=== Supplied entries ===
::::::
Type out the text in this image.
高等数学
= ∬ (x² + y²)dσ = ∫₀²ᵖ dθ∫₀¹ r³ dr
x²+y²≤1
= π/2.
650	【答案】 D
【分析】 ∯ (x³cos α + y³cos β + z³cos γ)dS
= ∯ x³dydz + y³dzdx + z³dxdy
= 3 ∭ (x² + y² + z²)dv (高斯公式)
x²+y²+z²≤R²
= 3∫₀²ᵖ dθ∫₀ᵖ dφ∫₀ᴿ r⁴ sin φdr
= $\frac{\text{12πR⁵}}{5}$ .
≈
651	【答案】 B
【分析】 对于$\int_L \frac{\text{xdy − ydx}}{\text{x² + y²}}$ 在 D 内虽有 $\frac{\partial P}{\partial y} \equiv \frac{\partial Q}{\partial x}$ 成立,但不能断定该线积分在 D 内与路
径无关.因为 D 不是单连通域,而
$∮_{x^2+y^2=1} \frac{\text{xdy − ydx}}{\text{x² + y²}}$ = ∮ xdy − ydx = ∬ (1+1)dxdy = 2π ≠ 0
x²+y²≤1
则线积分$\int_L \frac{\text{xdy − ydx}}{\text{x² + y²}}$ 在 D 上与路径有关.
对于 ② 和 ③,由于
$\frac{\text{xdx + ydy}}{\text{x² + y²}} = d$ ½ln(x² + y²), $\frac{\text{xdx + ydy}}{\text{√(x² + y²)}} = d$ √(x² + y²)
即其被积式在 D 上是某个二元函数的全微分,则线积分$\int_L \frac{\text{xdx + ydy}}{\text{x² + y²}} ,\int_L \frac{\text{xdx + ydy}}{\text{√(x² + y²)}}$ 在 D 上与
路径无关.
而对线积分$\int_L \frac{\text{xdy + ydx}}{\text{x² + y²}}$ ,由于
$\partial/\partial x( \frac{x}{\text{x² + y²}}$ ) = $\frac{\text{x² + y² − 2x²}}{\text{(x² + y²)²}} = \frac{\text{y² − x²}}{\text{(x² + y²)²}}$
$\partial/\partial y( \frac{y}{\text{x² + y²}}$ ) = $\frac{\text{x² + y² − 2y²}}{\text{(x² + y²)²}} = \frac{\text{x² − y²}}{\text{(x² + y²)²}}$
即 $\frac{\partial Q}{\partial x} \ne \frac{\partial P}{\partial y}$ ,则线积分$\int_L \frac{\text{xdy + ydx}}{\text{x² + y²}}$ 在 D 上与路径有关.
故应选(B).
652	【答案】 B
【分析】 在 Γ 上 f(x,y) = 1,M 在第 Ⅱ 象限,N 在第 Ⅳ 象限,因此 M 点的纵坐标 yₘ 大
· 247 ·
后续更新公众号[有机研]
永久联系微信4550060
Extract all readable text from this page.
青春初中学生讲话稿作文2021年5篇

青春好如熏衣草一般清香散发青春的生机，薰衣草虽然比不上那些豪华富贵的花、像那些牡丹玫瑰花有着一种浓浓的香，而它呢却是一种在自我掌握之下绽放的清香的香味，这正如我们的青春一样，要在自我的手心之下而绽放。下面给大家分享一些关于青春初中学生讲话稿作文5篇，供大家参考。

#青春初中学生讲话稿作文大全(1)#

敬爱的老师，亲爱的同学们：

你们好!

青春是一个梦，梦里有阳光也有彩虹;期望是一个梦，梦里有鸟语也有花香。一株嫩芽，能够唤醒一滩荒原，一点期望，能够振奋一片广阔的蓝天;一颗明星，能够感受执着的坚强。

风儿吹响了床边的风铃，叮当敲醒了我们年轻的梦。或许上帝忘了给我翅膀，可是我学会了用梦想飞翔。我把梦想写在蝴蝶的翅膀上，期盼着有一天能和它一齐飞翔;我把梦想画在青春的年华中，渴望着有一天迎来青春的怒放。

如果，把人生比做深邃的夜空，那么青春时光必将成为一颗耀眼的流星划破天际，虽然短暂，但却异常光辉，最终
::::::
=== Do this ===
Take the lines above and retype all of them exactly.

=== Final result ===
Type out the text in this image.
高等数学
= ∬ (x² + y²)dσ = ∫₀²ᵖ dθ∫₀¹ r³ dr
x²+y²≤1
= π/2.
650	【答案】 D
【分析】 ∯ (x³cos α + y³cos β + z³cos γ)dS
= ∯ x³dydz + y³dzdx + z³dxdy
= 3 ∭ (x² + y² + z²)dv (高斯公式)
x²+y²+z²≤R²
= 3∫₀²ᵖ dθ∫₀ᵖ dφ∫₀ᴿ r⁴ sin φdr
= $\frac{\text{12πR⁵}}{5}$ .
≈
651	【答案】 B
【分析】 对于$\int_L \frac{\text{xdy − ydx}}{\text{x² + y²}}$ 在 D 内虽有 $\frac{\partial P}{\partial y} \equiv \frac{\partial Q}{\partial x}$ 成立,但不能断定该线积分在 D 内与路
径无关.因为 D 不是单连通域,而
$∮_{x^2+y^2=1} \frac{\text{xdy − ydx}}{\text{x² + y²}}$ = ∮ xdy − ydx = ∬ (1+1)dxdy = 2π ≠ 0
x²+y²≤1
则线积分$\int_L \frac{\text{xdy − ydx}}{\text{x² + y²}}$ 在 D 上与路径有关.
对于 ② 和 ③,由于
$\frac{\text{xdx + ydy}}{\text{x² + y²}} = d$ ½ln(x² + y²), $\frac{\text{xdx + ydy}}{\text{√(x² + y²)}} = d$ √(x² + y²)
即其被积式在 D 上是某个二元函数的全微分,则线积分$\int_L \frac{\text{xdx + ydy}}{\text{x² + y²}} ,\int_L \frac{\text{xdx + ydy}}{\text{√(x² + y²)}}$ 在 D 上与
路径无关.
而对线积分$\int_L \frac{\text{xdy + ydx}}{\text{x² + y²}}$ ,由于
$\partial/\partial x( \frac{x}{\text{x² + y²}}$ ) = $\frac{\text{x² + y² − 2x²}}{\text{(x² + y²)²}} = \frac{\text{y² − x²}}{\text{(x² + y²)²}}$
$\partial/\partial y( \frac{y}{\text{x² + y²}}$ ) = $\frac{\text{x² + y² − 2y²}}{\text{(x² + y²)²}} = \frac{\text{x² − y²}}{\text{(x² + y²)²}}$
即 $\frac{\partial Q}{\partial x} \ne \frac{\partial P}{\partial y}$ ,则线积分$\int_L \frac{\text{xdy + ydx}}{\text{x² + y²}}$ 在 D 上与路径有关.
故应选(B).
652	【答案】 B
【分析】 在 Γ 上 f(x,y) = 1,M 在第 Ⅱ 象限,N 在第 Ⅳ 象限,因此 M 点的纵坐标 yₘ 大
· 247 ·
后续更新公众号[有机研]
永久联系微信4550060
Extract all readable text from this page.
青春初中学生讲话稿作文2021年5篇

青春好如熏衣草一般清香散发青春的生机，薰衣草虽然比不上那些豪华富贵的花、像那些牡丹玫瑰花有着一种浓浓的香，而它呢却是一种在自我掌握之下绽放的清香的香味，这正如我们的青春一样，要在自我的手心之下而绽放。下面给大家分享一些关于青春初中学生讲话稿作文5篇，供大家参考。

#青春初中学生讲话稿作文大全(1)#

敬爱的老师，亲爱的同学们：

你们好!

青春是一个梦，梦里有阳光也有彩虹;期望是一个梦，梦里有鸟语也有花香。一株嫩芽，能够唤醒一滩荒原，一点期望，能够振奋一片广阔的蓝天;一颗明星，能够感受执着的坚强。

风儿吹响了床边的风铃，叮当敲醒了我们年轻的梦。或许上帝忘了给我翅膀，可是我学会了用梦想飞翔。我把梦想写在蝴蝶的翅膀上，期盼着有一天能和它一齐飞翔;我把梦想画在青春的年华中，渴望着有一天迎来青春的怒放。

如果，把人生比做深邃的夜空，那么青春时光必将成为一颗耀眼的流星划破天际，虽然短暂，但却异常光辉，最终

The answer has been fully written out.